- Required task: Reproduce the data exactly.

- Dataset records:
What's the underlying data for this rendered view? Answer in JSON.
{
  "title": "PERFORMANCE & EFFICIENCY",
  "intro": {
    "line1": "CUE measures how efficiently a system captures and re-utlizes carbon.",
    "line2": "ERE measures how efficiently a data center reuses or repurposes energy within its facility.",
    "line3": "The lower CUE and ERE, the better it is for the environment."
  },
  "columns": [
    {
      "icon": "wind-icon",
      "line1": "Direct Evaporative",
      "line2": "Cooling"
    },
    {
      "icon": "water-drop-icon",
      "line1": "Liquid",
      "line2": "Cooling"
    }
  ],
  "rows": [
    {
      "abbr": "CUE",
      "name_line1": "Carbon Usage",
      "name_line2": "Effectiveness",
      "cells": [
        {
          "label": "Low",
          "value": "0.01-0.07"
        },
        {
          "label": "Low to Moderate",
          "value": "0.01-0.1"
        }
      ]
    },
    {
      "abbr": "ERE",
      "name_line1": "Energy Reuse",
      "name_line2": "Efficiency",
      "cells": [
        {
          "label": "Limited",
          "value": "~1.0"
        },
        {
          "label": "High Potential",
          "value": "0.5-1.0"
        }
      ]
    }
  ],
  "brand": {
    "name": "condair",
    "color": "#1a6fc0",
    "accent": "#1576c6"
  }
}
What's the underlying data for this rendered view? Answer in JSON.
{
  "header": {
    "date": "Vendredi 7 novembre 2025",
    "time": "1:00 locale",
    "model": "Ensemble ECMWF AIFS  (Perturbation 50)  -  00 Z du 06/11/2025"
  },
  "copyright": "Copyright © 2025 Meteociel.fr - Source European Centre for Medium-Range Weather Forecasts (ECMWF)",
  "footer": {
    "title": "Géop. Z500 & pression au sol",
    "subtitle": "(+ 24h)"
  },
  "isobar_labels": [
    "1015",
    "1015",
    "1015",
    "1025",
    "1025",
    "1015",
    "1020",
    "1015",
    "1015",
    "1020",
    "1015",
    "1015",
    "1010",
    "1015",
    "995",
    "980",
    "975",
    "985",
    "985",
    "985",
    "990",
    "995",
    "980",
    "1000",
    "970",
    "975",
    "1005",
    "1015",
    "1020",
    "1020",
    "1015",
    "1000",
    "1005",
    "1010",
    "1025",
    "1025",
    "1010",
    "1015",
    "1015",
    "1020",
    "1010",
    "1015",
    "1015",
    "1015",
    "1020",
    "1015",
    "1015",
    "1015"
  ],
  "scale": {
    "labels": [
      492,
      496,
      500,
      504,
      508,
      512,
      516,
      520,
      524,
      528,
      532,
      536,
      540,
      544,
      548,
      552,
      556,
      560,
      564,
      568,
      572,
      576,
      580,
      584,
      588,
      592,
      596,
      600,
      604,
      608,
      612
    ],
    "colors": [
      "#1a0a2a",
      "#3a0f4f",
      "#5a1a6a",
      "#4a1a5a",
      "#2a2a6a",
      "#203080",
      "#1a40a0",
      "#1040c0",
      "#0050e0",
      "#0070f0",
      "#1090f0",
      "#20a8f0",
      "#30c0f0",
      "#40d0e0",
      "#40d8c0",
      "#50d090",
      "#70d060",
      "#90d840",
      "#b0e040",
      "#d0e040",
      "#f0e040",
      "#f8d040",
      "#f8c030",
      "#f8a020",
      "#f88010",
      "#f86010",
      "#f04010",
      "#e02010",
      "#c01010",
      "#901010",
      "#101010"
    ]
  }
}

- Exercise response:
What's the underlying data for this rendered view? Answer in JSON.
{
  "title": "PERFORMANCE & EFFICIENCY",
  "intro": {
    "line1": "CUE measures how efficiently a system captures and re-utlizes carbon.",
    "line2": "ERE measures how efficiently a data center reuses or repurposes energy within its facility.",
    "line3": "The lower CUE and ERE, the better it is for the environment."
  },
  "columns": [
    {
      "icon": "wind-icon",
      "line1": "Direct Evaporative",
      "line2": "Cooling"
    },
    {
      "icon": "water-drop-icon",
      "line1": "Liquid",
      "line2": "Cooling"
    }
  ],
  "rows": [
    {
      "abbr": "CUE",
      "name_line1": "Carbon Usage",
      "name_line2": "Effectiveness",
      "cells": [
        {
          "label": "Low",
          "value": "0.01-0.07"
        },
        {
          "label": "Low to Moderate",
          "value": "0.01-0.1"
        }
      ]
    },
    {
      "abbr": "ERE",
      "name_line1": "Energy Reuse",
      "name_line2": "Efficiency",
      "cells": [
        {
          "label": "Limited",
          "value": "~1.0"
        },
        {
          "label": "High Potential",
          "value": "0.5-1.0"
        }
      ]
    }
  ],
  "brand": {
    "name": "condair",
    "color": "#1a6fc0",
    "accent": "#1576c6"
  }
}
What's the underlying data for this rendered view? Answer in JSON.
{
  "header": {
    "date": "Vendredi 7 novembre 2025",
    "time": "1:00 locale",
    "model": "Ensemble ECMWF AIFS  (Perturbation 50)  -  00 Z du 06/11/2025"
  },
  "copyright": "Copyright © 2025 Meteociel.fr - Source European Centre for Medium-Range Weather Forecasts (ECMWF)",
  "footer": {
    "title": "Géop. Z500 & pression au sol",
    "subtitle": "(+ 24h)"
  },
  "isobar_labels": [
    "1015",
    "1015",
    "1015",
    "1025",
    "1025",
    "1015",
    "1020",
    "1015",
    "1015",
    "1020",
    "1015",
    "1015",
    "1010",
    "1015",
    "995",
    "980",
    "975",
    "985",
    "985",
    "985",
    "990",
    "995",
    "980",
    "1000",
    "970",
    "975",
    "1005",
    "1015",
    "1020",
    "1020",
    "1015",
    "1000",
    "1005",
    "1010",
    "1025",
    "1025",
    "1010",
    "1015",
    "1015",
    "1020",
    "1010",
    "1015",
    "1015",
    "1015",
    "1020",
    "1015",
    "1015",
    "1015"
  ],
  "scale": {
    "labels": [
      492,
      496,
      500,
      504,
      508,
      512,
      516,
      520,
      524,
      528,
      532,
      536,
      540,
      544,
      548,
      552,
      556,
      560,
      564,
      568,
      572,
      576,
      580,
      584,
      588,
      592,
      596,
      600,
      604,
      608,
      612
    ],
    "colors": [
      "#1a0a2a",
      "#3a0f4f",
      "#5a1a6a",
      "#4a1a5a",
      "#2a2a6a",
      "#203080",
      "#1a40a0",
      "#1040c0",
      "#0050e0",
      "#0070f0",
      "#1090f0",
      "#20a8f0",
      "#30c0f0",
      "#40d0e0",
      "#40d8c0",
      "#50d090",
      "#70d060",
      "#90d840",
      "#b0e040",
      "#d0e040",
      "#f0e040",
      "#f8d040",
      "#f8c030",
      "#f8a020",
      "#f88010",
      "#f86010",
      "#f04010",
      "#e02010",
      "#c01010",
      "#901010",
      "#101010"
    ]
  }
}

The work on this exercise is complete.